Recorded data:
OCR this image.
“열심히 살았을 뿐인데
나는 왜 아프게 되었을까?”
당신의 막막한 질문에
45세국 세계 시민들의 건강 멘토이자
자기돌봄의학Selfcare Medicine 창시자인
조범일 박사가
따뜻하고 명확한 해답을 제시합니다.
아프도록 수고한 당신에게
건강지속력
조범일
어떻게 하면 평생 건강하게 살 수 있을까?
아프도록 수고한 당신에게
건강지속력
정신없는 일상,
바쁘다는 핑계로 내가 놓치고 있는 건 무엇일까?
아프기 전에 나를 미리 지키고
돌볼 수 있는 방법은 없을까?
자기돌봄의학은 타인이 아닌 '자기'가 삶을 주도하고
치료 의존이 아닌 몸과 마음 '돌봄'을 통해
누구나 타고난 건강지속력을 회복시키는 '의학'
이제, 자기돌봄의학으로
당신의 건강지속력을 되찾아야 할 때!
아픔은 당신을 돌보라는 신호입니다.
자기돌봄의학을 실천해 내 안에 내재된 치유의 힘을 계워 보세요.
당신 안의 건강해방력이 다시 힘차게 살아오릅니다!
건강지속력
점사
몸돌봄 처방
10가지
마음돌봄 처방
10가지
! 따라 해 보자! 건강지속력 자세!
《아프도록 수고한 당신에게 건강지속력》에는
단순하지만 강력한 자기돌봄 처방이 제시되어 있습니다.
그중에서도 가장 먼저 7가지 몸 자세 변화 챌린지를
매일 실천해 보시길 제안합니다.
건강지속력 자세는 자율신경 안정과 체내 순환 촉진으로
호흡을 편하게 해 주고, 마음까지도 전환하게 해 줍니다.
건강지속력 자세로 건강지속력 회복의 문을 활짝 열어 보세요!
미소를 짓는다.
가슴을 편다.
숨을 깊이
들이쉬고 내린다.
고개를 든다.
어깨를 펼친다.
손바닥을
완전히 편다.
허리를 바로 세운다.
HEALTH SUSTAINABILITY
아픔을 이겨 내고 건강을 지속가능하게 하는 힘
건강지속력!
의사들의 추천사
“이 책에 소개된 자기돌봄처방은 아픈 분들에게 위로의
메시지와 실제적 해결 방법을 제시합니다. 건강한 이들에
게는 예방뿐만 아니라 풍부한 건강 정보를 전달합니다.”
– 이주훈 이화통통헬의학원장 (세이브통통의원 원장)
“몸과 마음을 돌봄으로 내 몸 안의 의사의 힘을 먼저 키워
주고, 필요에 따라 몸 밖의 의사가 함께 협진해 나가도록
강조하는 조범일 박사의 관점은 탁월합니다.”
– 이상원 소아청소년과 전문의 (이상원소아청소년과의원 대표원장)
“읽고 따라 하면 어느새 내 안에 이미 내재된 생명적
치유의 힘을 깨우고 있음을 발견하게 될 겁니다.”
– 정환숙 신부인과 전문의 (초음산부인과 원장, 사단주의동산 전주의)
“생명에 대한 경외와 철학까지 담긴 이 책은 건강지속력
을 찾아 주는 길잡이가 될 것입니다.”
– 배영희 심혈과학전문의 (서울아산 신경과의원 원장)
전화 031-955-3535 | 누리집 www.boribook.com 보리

DIRECTIONS »
Here, the records must be output exactly and in full.

THE REPLY »
OCR this image.
“열심히 살았을 뿐인데
나는 왜 아프게 되었을까?”
당신의 막막한 질문에
45세국 세계 시민들의 건강 멘토이자
자기돌봄의학Selfcare Medicine 창시자인
조범일 박사가
따뜻하고 명확한 해답을 제시합니다.
아프도록 수고한 당신에게
건강지속력
조범일
어떻게 하면 평생 건강하게 살 수 있을까?
아프도록 수고한 당신에게
건강지속력
정신없는 일상,
바쁘다는 핑계로 내가 놓치고 있는 건 무엇일까?
아프기 전에 나를 미리 지키고
돌볼 수 있는 방법은 없을까?
자기돌봄의학은 타인이 아닌 '자기'가 삶을 주도하고
치료 의존이 아닌 몸과 마음 '돌봄'을 통해
누구나 타고난 건강지속력을 회복시키는 '의학'
이제, 자기돌봄의학으로
당신의 건강지속력을 되찾아야 할 때!
아픔은 당신을 돌보라는 신호입니다.
자기돌봄의학을 실천해 내 안에 내재된 치유의 힘을 계워 보세요.
당신 안의 건강해방력이 다시 힘차게 살아오릅니다!
건강지속력
점사
몸돌봄 처방
10가지
마음돌봄 처방
10가지
! 따라 해 보자! 건강지속력 자세!
《아프도록 수고한 당신에게 건강지속력》에는
단순하지만 강력한 자기돌봄 처방이 제시되어 있습니다.
그중에서도 가장 먼저 7가지 몸 자세 변화 챌린지를
매일 실천해 보시길 제안합니다.
건강지속력 자세는 자율신경 안정과 체내 순환 촉진으로
호흡을 편하게 해 주고, 마음까지도 전환하게 해 줍니다.
건강지속력 자세로 건강지속력 회복의 문을 활짝 열어 보세요!
미소를 짓는다.
가슴을 편다.
숨을 깊이
들이쉬고 내린다.
고개를 든다.
어깨를 펼친다.
손바닥을
완전히 편다.
허리를 바로 세운다.
HEALTH SUSTAINABILITY
아픔을 이겨 내고 건강을 지속가능하게 하는 힘
건강지속력!
의사들의 추천사
“이 책에 소개된 자기돌봄처방은 아픈 분들에게 위로의
메시지와 실제적 해결 방법을 제시합니다. 건강한 이들에
게는 예방뿐만 아니라 풍부한 건강 정보를 전달합니다.”
– 이주훈 이화통통헬의학원장 (세이브통통의원 원장)
“몸과 마음을 돌봄으로 내 몸 안의 의사의 힘을 먼저 키워
주고, 필요에 따라 몸 밖의 의사가 함께 협진해 나가도록
강조하는 조범일 박사의 관점은 탁월합니다.”
– 이상원 소아청소년과 전문의 (이상원소아청소년과의원 대표원장)
“읽고 따라 하면 어느새 내 안에 이미 내재된 생명적
치유의 힘을 깨우고 있음을 발견하게 될 겁니다.”
– 정환숙 신부인과 전문의 (초음산부인과 원장, 사단주의동산 전주의)
“생명에 대한 경외와 철학까지 담긴 이 책은 건강지속력
을 찾아 주는 길잡이가 될 것입니다.”
– 배영희 심혈과학전문의 (서울아산 신경과의원 원장)
전화 031-955-3535 | 누리집 www.boribook.com 보리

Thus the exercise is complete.